Set task
Below are the records; pull every line that includes "inference".
===
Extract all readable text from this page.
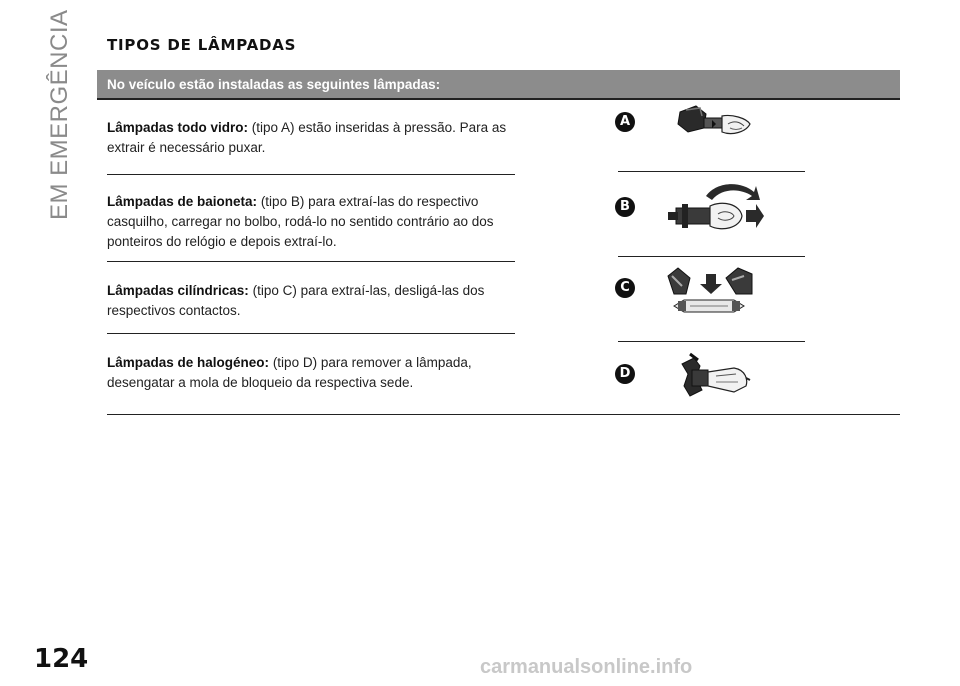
EM EMERGÊNCIA TIPOS DE LÂMPADAS
No veículo estão instaladas as seguintes lâmpadas:
Lâmpadas todo vidro: (tipo A) estão inseridas à pressão. Para as extrair é necessário puxar.
Lâmpadas de baioneta: (tipo B) para extraí-las do respectivo casquilho, carregar no bolbo, rodá-lo no sentido contrário ao dos ponteiros do relógio e depois extraí-lo.
Lâmpadas cilíndricas: (tipo C) para extraí-las, desligá-las dos respectivos contactos.
Lâmpadas de halogéneo: (tipo D) para remover a lâmpada, desengatar a mola de bloqueio da respectiva sede.
A
B
C
D
124	carmanualsonline.info
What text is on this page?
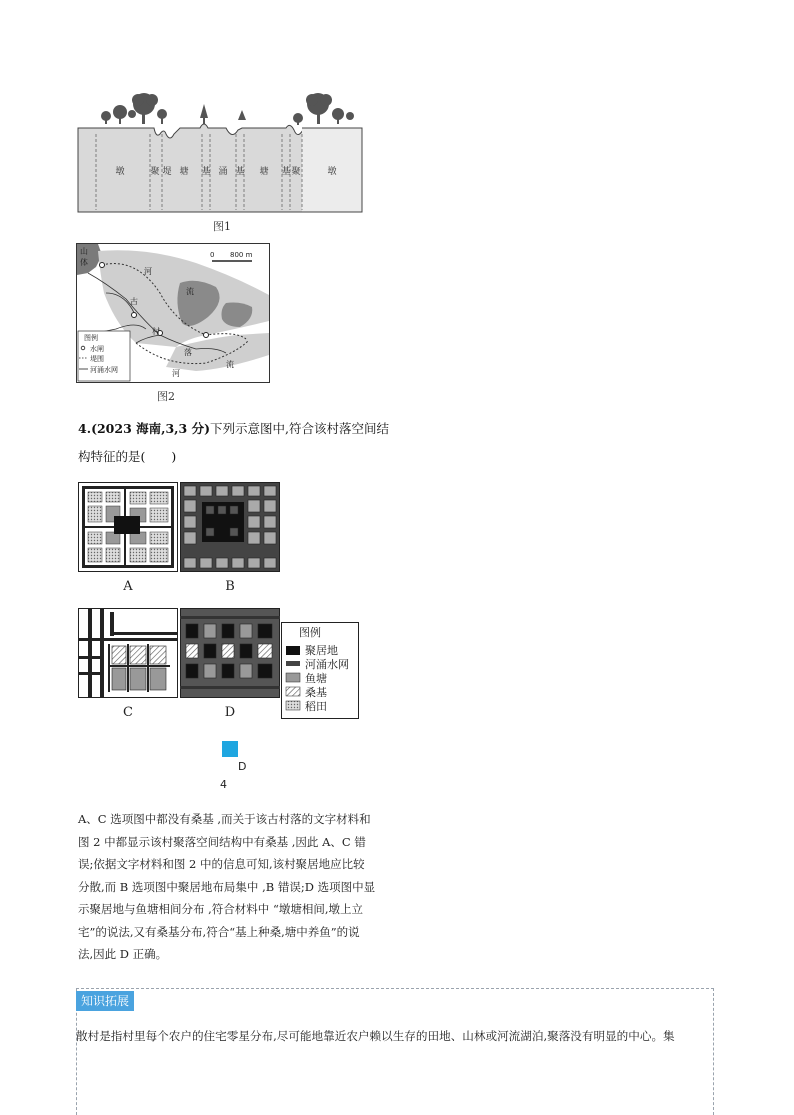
墩	聚 堤 塘 基 涌 基 塘 基 聚	墩
图1
山
体
河
流
古
村
落
河
流
0 800 m
图例
水闸
堤围
河涌水网
图2
4.(2023 海南,3,3 分)下列示意图中,符合该村落空间结
构特征的是( )
A	B
C	D
图例
聚居地
河涌水网
鱼塘
桑基
稻田
D
4
A、C 选项图中都没有桑基 ,而关于该古村落的文字材料和
图 2 中都显示该村聚落空间结构中有桑基 ,因此 A、C 错
误;依据文字材料和图 2 中的信息可知,该村聚居地应比较
分散,而 B 选项图中聚居地布局集中 ,B 错误;D 选项图中显
示聚居地与鱼塘相间分布 ,符合材料中 “墩塘相间,墩上立
宅”的说法,又有桑基分布,符合“基上种桑,塘中养鱼”的说
法,因此 D 正确。
知识拓展
散村是指村里每个农户的住宅零星分布,尽可能地靠近农户赖以生存的田地、山林或河流湖泊,聚落没有明显的中心。集
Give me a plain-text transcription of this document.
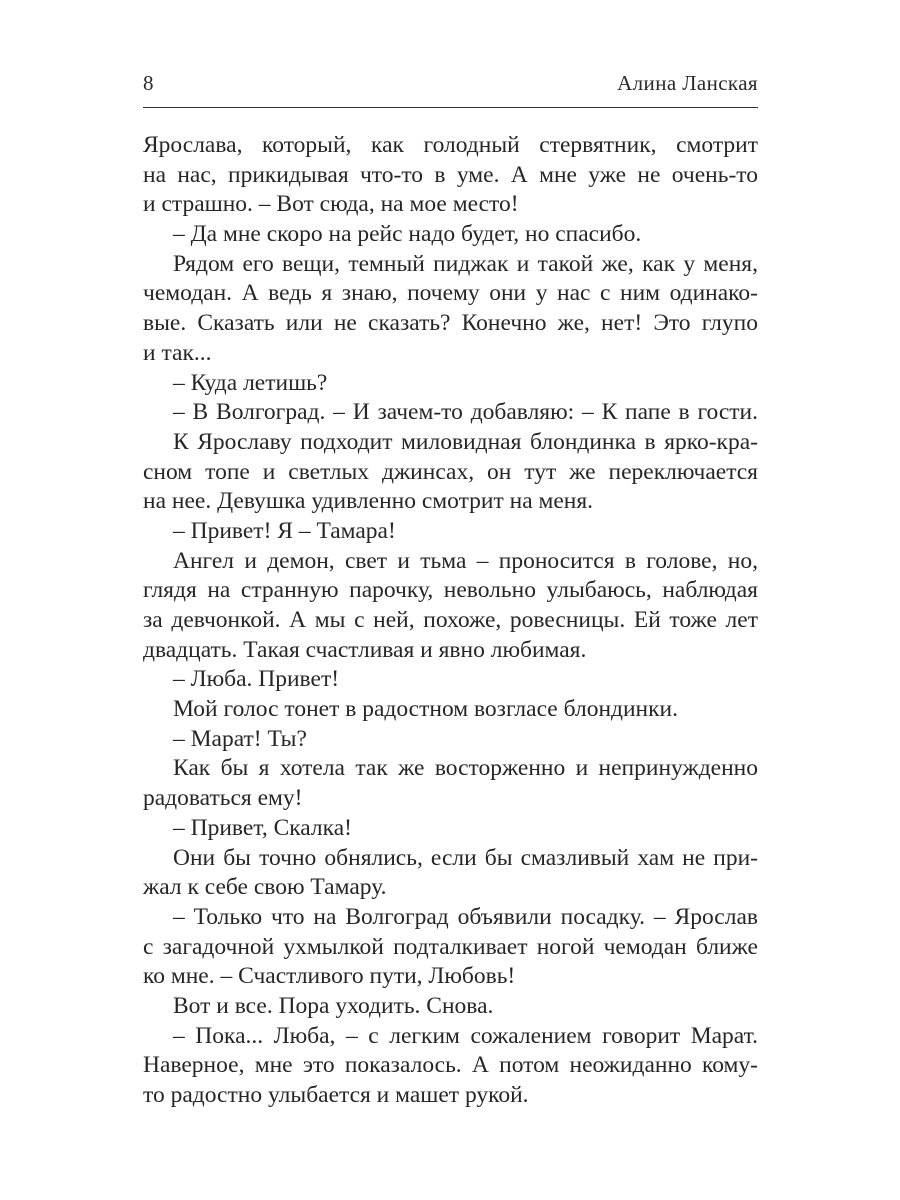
8	Алина Ланская
Ярослава, который, как голодный стервятник, смотрит
на нас, прикидывая что-то в уме. А мне уже не очень-то
и страшно. – Вот сюда, на мое место!
– Да мне скоро на рейс надо будет, но спасибо.
Рядом его вещи, темный пиджак и такой же, как у меня,
чемодан. А ведь я знаю, почему они у нас с ним одинако-
вые. Сказать или не сказать? Конечно же, нет! Это глупо
и так...
– Куда летишь?
– В Волгоград. – И зачем-то добавляю: – К папе в гости.
К Ярославу подходит миловидная блондинка в ярко-кра-
сном топе и светлых джинсах, он тут же переключается
на нее. Девушка удивленно смотрит на меня.
– Привет! Я – Тамара!
Ангел и демон, свет и тьма – проносится в голове, но,
глядя на странную парочку, невольно улыбаюсь, наблюдая
за девчонкой. А мы с ней, похоже, ровесницы. Ей тоже лет
двадцать. Такая счастливая и явно любимая.
– Люба. Привет!
Мой голос тонет в радостном возгласе блондинки.
– Марат! Ты?
Как бы я хотела так же восторженно и непринужденно
радоваться ему!
– Привет, Скалка!
Они бы точно обнялись, если бы смазливый хам не при-
жал к себе свою Тамару.
– Только что на Волгоград объявили посадку. – Ярослав
с загадочной ухмылкой подталкивает ногой чемодан ближе
ко мне. – Счастливого пути, Любовь!
Вот и все. Пора уходить. Снова.
– Пока... Люба, – с легким сожалением говорит Марат.
Наверное, мне это показалось. А потом неожиданно кому-
то радостно улыбается и машет рукой.
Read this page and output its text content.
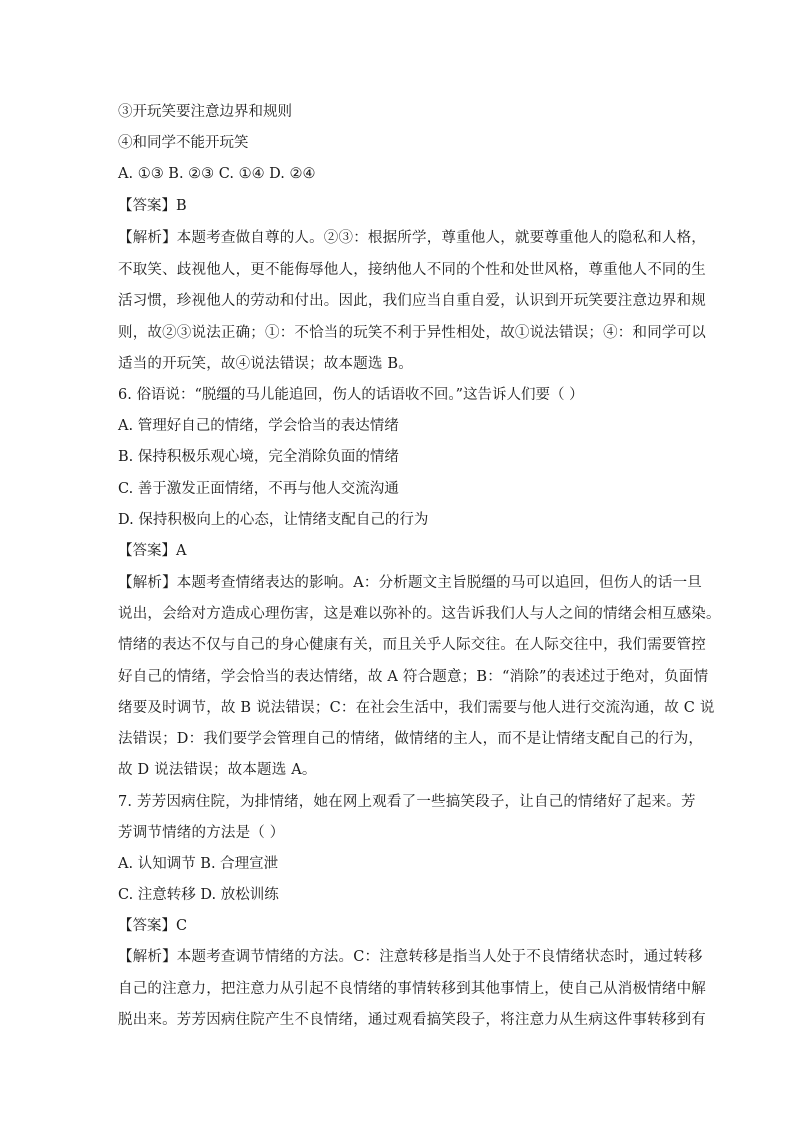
③开玩笑要注意边界和规则
④和同学不能开玩笑
A. ①③ B. ②③ C. ①④ D. ②④
【答案】B
【解析】本题考查做自尊的人。②③：根据所学，尊重他人，就要尊重他人的隐私和人格，
不取笑、歧视他人，更不能侮辱他人，接纳他人不同的个性和处世风格，尊重他人不同的生
活习惯，珍视他人的劳动和付出。因此，我们应当自重自爱，认识到开玩笑要注意边界和规
则，故②③说法正确；①：不恰当的玩笑不利于异性相处，故①说法错误；④：和同学可以
适当的开玩笑，故④说法错误；故本题选 B。
6. 俗语说：“脱缰的马儿能追回，伤人的话语收不回。”这告诉人们要（ ）
A. 管理好自己的情绪，学会恰当的表达情绪
B. 保持积极乐观心境，完全消除负面的情绪
C. 善于激发正面情绪，不再与他人交流沟通
D. 保持积极向上的心态，让情绪支配自己的行为
【答案】A
【解析】本题考查情绪表达的影响。A：分析题文主旨脱缰的马可以追回，但伤人的话一旦
说出，会给对方造成心理伤害，这是难以弥补的。这告诉我们人与人之间的情绪会相互感染。
情绪的表达不仅与自己的身心健康有关，而且关乎人际交往。在人际交往中，我们需要管控
好自己的情绪，学会恰当的表达情绪，故 A 符合题意；B：“消除”的表述过于绝对，负面情
绪要及时调节，故 B 说法错误；C：在社会生活中，我们需要与他人进行交流沟通，故 C 说
法错误；D：我们要学会管理自己的情绪，做情绪的主人，而不是让情绪支配自己的行为，
故 D 说法错误；故本题选 A。
7. 芳芳因病住院，为排情绪，她在网上观看了一些搞笑段子，让自己的情绪好了起来。芳
芳调节情绪的方法是（ ）
A. 认知调节 B. 合理宣泄
C. 注意转移 D. 放松训练
【答案】C
【解析】本题考查调节情绪的方法。C：注意转移是指当人处于不良情绪状态时，通过转移
自己的注意力，把注意力从引起不良情绪的事情转移到其他事情上，使自己从消极情绪中解
脱出来。芳芳因病住院产生不良情绪，通过观看搞笑段子，将注意力从生病这件事转移到有
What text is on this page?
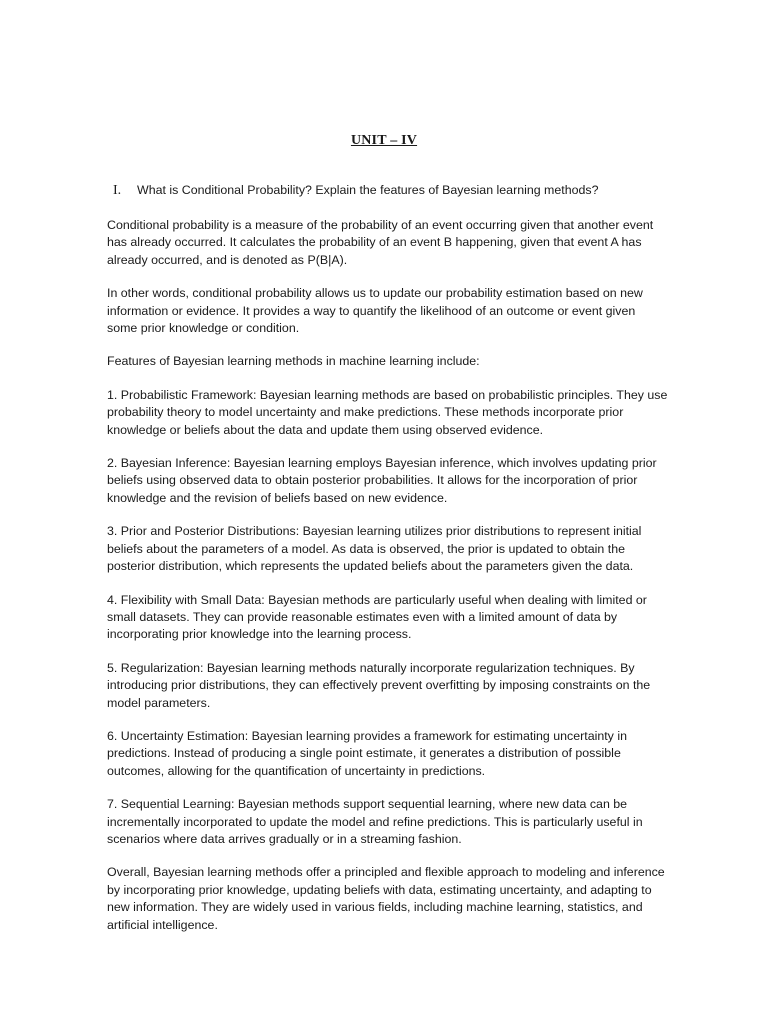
UNIT – IV
I.	What is Conditional Probability? Explain the features of Bayesian learning methods?

Conditional probability is a measure of the probability of an event occurring given that another event
has already occurred. It calculates the probability of an event B happening, given that event A has
already occurred, and is denoted as P(B|A).

In other words, conditional probability allows us to update our probability estimation based on new
information or evidence. It provides a way to quantify the likelihood of an outcome or event given
some prior knowledge or condition.

Features of Bayesian learning methods in machine learning include:

1. Probabilistic Framework: Bayesian learning methods are based on probabilistic principles. They use
probability theory to model uncertainty and make predictions. These methods incorporate prior
knowledge or beliefs about the data and update them using observed evidence.

2. Bayesian Inference: Bayesian learning employs Bayesian inference, which involves updating prior
beliefs using observed data to obtain posterior probabilities. It allows for the incorporation of prior
knowledge and the revision of beliefs based on new evidence.

3. Prior and Posterior Distributions: Bayesian learning utilizes prior distributions to represent initial
beliefs about the parameters of a model. As data is observed, the prior is updated to obtain the
posterior distribution, which represents the updated beliefs about the parameters given the data.

4. Flexibility with Small Data: Bayesian methods are particularly useful when dealing with limited or
small datasets. They can provide reasonable estimates even with a limited amount of data by
incorporating prior knowledge into the learning process.

5. Regularization: Bayesian learning methods naturally incorporate regularization techniques. By
introducing prior distributions, they can effectively prevent overfitting by imposing constraints on the
model parameters.

6. Uncertainty Estimation: Bayesian learning provides a framework for estimating uncertainty in
predictions. Instead of producing a single point estimate, it generates a distribution of possible
outcomes, allowing for the quantification of uncertainty in predictions.

7. Sequential Learning: Bayesian methods support sequential learning, where new data can be
incrementally incorporated to update the model and refine predictions. This is particularly useful in
scenarios where data arrives gradually or in a streaming fashion.

Overall, Bayesian learning methods offer a principled and flexible approach to modeling and inference
by incorporating prior knowledge, updating beliefs with data, estimating uncertainty, and adapting to
new information. They are widely used in various fields, including machine learning, statistics, and
artificial intelligence.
===
Solved problem
2. Bayesian Inference: Bayesian learning employs Bayesian inference, which involves updating prior
Overall, Bayesian learning methods offer a principled and flexible approach to modeling and inference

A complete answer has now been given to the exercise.